===== Record excerpts =====

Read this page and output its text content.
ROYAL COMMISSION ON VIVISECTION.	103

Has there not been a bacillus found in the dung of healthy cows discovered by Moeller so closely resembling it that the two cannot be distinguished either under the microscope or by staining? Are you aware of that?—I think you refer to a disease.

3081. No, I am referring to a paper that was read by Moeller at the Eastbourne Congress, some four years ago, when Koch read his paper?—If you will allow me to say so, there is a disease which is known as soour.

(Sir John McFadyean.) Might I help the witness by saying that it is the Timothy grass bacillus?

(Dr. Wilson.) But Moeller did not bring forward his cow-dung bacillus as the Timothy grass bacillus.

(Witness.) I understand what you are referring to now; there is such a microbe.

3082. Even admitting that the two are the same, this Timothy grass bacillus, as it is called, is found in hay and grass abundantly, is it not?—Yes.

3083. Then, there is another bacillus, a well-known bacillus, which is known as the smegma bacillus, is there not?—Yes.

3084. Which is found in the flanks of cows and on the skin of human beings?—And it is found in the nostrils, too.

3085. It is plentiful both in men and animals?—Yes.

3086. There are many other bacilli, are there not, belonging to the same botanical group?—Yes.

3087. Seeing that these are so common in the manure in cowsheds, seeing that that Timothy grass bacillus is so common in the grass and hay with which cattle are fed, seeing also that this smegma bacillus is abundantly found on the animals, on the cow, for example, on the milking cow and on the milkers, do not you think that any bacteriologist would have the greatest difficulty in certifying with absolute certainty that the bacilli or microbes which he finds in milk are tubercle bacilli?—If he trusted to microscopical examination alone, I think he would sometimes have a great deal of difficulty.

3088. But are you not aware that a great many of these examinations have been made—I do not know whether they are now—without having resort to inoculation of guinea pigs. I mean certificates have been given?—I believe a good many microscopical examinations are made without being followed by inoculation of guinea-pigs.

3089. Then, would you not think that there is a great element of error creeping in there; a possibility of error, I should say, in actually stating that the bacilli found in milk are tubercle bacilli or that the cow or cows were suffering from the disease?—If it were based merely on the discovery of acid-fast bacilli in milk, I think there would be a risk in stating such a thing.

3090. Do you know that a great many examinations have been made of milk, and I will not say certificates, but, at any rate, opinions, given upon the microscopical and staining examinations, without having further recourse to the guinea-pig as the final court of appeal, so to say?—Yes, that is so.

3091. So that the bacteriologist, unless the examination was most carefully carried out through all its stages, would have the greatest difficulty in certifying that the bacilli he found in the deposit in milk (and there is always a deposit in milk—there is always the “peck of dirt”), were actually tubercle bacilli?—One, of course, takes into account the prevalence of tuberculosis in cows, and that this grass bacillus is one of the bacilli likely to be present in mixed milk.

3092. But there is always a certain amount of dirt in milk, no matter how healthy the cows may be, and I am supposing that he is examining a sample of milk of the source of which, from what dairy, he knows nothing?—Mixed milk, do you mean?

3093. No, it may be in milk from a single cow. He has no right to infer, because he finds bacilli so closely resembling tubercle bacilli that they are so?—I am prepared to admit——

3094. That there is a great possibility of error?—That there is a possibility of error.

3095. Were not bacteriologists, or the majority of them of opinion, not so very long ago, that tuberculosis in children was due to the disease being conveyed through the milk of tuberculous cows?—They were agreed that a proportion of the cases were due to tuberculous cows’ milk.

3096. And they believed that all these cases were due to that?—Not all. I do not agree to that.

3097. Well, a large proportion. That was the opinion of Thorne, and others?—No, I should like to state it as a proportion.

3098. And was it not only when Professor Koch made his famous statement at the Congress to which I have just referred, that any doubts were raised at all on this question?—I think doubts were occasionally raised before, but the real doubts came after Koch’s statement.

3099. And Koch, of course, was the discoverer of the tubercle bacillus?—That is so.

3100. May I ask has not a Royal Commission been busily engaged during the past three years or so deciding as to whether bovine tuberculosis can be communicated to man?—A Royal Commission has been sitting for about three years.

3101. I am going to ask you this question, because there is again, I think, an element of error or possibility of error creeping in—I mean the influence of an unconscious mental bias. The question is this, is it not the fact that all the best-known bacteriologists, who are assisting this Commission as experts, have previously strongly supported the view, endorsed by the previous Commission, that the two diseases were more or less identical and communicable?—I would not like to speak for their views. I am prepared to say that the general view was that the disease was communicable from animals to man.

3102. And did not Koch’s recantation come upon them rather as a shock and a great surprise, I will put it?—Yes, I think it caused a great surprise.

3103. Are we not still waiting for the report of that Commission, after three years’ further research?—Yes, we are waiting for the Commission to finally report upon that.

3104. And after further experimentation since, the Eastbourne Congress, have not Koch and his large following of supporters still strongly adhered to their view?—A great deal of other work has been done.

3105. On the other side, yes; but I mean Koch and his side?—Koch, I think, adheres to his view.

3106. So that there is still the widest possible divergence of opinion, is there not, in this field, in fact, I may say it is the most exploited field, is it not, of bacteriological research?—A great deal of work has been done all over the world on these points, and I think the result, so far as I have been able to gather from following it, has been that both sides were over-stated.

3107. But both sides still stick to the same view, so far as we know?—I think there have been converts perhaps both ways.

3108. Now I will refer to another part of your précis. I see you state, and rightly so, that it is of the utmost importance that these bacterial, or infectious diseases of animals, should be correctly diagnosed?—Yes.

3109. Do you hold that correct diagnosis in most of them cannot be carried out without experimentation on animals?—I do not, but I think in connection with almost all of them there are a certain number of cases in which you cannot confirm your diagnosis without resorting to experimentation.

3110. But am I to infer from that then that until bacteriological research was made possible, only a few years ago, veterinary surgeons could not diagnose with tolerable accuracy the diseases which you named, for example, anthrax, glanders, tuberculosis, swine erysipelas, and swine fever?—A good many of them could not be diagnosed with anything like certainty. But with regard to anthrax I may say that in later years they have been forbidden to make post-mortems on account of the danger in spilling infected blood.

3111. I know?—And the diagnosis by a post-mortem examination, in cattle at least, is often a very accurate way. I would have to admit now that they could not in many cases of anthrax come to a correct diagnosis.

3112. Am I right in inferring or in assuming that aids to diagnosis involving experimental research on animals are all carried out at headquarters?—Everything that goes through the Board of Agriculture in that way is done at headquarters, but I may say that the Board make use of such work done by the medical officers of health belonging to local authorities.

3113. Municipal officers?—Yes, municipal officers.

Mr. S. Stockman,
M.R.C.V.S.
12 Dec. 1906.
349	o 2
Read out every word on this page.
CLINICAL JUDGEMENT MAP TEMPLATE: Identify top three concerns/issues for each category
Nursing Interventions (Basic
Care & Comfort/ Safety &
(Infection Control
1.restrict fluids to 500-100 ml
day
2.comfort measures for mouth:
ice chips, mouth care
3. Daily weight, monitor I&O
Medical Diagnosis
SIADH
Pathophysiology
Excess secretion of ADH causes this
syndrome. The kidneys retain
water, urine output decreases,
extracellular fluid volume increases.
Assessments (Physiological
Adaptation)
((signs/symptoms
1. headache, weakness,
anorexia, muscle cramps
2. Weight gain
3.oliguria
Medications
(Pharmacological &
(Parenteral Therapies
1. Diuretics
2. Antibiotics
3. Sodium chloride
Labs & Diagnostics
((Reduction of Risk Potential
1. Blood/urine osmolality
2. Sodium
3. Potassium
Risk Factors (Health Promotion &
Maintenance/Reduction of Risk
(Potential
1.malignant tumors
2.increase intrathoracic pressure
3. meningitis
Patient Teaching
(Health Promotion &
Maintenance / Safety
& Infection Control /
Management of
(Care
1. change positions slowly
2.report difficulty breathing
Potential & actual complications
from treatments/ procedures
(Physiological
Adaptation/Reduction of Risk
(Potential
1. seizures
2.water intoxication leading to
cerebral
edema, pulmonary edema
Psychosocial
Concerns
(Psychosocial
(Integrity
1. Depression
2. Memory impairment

=====

→ **Description of the task**
In the listing above, find each line with the word "example" and copy it out.

→ **Response to the exercise**
3087. Seeing that these are so common in the manure in cowsheds, seeing that that Timothy grass bacillus is so common in the grass and hay with which cattle are fed, seeing also that this smegma bacillus is abundantly found on the animals, on the cow, for example, on the milking cow and on the milkers, do not you think that any bacteriologist would have the greatest difficulty in certifying with absolute certainty that the bacilli or microbes which he finds in milk are tubercle bacilli?—If he trusted to microscopical examination alone, I think he would sometimes have a great deal of difficulty.
3110. But am I to infer from that then that until bacteriological research was made possible, only a few years ago, veterinary surgeons could not diagnose with tolerable accuracy the diseases which you named, for example, anthrax, glanders, tuberculosis, swine erysipelas, and swine fever?—A good many of them could not be diagnosed with anything like certainty. But with regard to anthrax I may say that in later years they have been forbidden to make post-mortems on account of the danger in spilling infected blood.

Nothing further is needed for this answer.